[Layout element annotations]
- - -

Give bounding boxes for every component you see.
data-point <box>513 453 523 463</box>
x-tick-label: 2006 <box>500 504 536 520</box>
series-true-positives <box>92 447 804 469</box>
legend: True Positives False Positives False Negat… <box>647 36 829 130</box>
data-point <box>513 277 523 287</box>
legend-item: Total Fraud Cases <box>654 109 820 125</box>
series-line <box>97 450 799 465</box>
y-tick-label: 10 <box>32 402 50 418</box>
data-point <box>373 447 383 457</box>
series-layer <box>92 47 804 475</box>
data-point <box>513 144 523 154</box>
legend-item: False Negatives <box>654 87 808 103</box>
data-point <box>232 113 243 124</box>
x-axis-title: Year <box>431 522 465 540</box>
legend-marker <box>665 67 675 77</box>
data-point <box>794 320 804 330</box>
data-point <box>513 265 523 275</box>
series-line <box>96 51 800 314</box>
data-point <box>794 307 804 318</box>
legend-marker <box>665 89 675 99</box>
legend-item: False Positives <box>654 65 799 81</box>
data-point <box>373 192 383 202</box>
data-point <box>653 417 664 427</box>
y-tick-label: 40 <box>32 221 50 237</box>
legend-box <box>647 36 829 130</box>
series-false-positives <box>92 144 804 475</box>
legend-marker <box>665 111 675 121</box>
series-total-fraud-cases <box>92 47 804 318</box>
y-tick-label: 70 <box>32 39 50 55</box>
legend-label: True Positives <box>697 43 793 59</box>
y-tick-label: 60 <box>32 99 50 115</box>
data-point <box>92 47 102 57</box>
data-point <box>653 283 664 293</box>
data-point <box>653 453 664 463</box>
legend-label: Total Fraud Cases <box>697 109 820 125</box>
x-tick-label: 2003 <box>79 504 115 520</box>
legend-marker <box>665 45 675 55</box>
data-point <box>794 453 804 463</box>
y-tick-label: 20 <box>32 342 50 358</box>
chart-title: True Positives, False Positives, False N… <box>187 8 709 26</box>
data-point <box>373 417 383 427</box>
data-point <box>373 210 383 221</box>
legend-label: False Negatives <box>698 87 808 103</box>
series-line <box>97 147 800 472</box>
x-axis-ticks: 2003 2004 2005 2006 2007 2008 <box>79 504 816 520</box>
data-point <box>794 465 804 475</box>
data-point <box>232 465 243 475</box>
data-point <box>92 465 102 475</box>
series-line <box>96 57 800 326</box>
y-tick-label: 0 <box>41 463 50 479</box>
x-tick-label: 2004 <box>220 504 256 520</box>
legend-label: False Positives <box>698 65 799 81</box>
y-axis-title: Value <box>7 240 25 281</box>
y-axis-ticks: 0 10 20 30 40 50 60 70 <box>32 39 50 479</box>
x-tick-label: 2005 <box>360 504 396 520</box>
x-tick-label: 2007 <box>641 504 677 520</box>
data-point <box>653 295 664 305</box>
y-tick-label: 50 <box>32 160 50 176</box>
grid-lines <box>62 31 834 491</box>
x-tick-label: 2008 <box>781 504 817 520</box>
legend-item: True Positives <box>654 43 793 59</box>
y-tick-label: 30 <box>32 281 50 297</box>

- - -

**Task to complete**. Rewrite all the items above, changing each "series-line" to "series-path" and leaving everything else the same.

**Result**.
Give bounding boxes for every component you see.
data-point <box>513 453 523 463</box>
x-tick-label: 2006 <box>500 504 536 520</box>
series-true-positives <box>92 447 804 469</box>
legend: True Positives False Positives False Negat… <box>647 36 829 130</box>
data-point <box>513 277 523 287</box>
legend-item: Total Fraud Cases <box>654 109 820 125</box>
series-path <box>97 450 799 465</box>
y-tick-label: 10 <box>32 402 50 418</box>
data-point <box>373 447 383 457</box>
series-layer <box>92 47 804 475</box>
data-point <box>513 144 523 154</box>
legend-item: False Negatives <box>654 87 808 103</box>
data-point <box>232 113 243 124</box>
x-axis-title: Year <box>431 522 465 540</box>
legend-marker <box>665 67 675 77</box>
data-point <box>794 320 804 330</box>
data-point <box>513 265 523 275</box>
series-path <box>96 51 800 314</box>
data-point <box>794 307 804 318</box>
legend-marker <box>665 89 675 99</box>
legend-item: False Positives <box>654 65 799 81</box>
data-point <box>373 192 383 202</box>
data-point <box>653 417 664 427</box>
y-tick-label: 40 <box>32 221 50 237</box>
legend-box <box>647 36 829 130</box>
series-false-positives <box>92 144 804 475</box>
legend-marker <box>665 111 675 121</box>
series-total-fraud-cases <box>92 47 804 318</box>
y-tick-label: 70 <box>32 39 50 55</box>
legend-label: True Positives <box>697 43 793 59</box>
y-tick-label: 60 <box>32 99 50 115</box>
data-point <box>92 47 102 57</box>
data-point <box>653 283 664 293</box>
data-point <box>653 453 664 463</box>
legend-label: Total Fraud Cases <box>697 109 820 125</box>
x-tick-label: 2003 <box>79 504 115 520</box>
legend-marker <box>665 45 675 55</box>
data-point <box>794 453 804 463</box>
y-tick-label: 20 <box>32 342 50 358</box>
chart-title: True Positives, False Positives, False N… <box>187 8 709 26</box>
data-point <box>373 417 383 427</box>
data-point <box>373 210 383 221</box>
legend-label: False Negatives <box>698 87 808 103</box>
series-path <box>97 147 800 472</box>
x-axis-ticks: 2003 2004 2005 2006 2007 2008 <box>79 504 816 520</box>
data-point <box>794 465 804 475</box>
data-point <box>232 465 243 475</box>
data-point <box>92 465 102 475</box>
series-path <box>96 57 800 326</box>
y-tick-label: 0 <box>41 463 50 479</box>
x-tick-label: 2004 <box>220 504 256 520</box>
legend-label: False Positives <box>698 65 799 81</box>
y-axis-title: Value <box>7 240 25 281</box>
y-axis-ticks: 0 10 20 30 40 50 60 70 <box>32 39 50 479</box>
x-tick-label: 2005 <box>360 504 396 520</box>
x-tick-label: 2007 <box>641 504 677 520</box>
data-point <box>653 295 664 305</box>
y-tick-label: 50 <box>32 160 50 176</box>
grid-lines <box>62 31 834 491</box>
x-tick-label: 2008 <box>781 504 817 520</box>
legend-item: True Positives <box>654 43 793 59</box>
y-tick-label: 30 <box>32 281 50 297</box>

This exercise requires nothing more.